---------- RECORDS SUPPLIED

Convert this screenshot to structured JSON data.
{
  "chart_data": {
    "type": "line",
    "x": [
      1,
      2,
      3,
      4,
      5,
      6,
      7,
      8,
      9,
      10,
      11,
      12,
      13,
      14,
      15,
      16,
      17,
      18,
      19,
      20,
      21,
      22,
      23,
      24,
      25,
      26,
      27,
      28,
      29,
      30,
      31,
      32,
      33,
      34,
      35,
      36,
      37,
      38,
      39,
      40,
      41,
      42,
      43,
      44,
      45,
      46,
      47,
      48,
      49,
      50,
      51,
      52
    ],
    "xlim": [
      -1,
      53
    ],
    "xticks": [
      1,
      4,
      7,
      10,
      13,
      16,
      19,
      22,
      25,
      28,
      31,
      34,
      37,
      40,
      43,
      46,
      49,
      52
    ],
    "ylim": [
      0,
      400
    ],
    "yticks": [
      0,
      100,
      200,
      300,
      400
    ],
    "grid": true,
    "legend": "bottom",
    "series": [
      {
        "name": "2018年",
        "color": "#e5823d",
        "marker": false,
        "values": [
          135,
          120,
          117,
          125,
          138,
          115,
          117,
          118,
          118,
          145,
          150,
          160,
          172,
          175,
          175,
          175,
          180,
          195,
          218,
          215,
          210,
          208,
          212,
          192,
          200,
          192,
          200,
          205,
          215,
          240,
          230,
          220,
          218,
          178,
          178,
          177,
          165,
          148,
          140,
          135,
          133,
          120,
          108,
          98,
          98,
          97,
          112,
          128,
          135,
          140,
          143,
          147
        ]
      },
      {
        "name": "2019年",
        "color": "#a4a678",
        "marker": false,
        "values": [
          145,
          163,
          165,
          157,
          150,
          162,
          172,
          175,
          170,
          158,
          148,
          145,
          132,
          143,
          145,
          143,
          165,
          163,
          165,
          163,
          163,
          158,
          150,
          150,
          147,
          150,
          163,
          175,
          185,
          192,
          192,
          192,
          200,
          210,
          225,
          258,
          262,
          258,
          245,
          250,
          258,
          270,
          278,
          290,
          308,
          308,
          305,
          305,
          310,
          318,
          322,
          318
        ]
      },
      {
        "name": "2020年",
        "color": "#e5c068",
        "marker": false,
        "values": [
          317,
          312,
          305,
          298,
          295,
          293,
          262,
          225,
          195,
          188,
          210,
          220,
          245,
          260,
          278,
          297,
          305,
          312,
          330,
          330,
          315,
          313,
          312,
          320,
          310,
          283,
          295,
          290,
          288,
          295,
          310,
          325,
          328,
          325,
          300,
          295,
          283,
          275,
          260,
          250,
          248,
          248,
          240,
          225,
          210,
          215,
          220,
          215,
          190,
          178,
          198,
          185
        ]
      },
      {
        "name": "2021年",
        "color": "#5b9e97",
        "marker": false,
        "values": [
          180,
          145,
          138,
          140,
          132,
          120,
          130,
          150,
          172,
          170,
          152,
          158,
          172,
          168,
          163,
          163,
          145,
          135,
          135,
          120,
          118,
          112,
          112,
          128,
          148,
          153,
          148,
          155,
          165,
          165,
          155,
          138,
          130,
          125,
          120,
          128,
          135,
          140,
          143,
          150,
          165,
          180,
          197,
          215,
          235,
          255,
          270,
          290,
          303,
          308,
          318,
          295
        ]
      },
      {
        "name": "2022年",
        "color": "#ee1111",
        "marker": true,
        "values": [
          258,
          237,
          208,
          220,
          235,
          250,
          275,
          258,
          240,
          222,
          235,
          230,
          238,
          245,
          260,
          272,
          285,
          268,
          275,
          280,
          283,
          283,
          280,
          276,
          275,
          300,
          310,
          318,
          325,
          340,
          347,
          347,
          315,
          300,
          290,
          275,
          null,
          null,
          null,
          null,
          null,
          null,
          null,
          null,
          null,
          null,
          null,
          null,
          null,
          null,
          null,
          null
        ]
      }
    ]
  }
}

--------------------

GIVEN TASK: Going through the data above, count the lines where the string "name" appears, and answer with only that number.

TASK RESPONSE: 5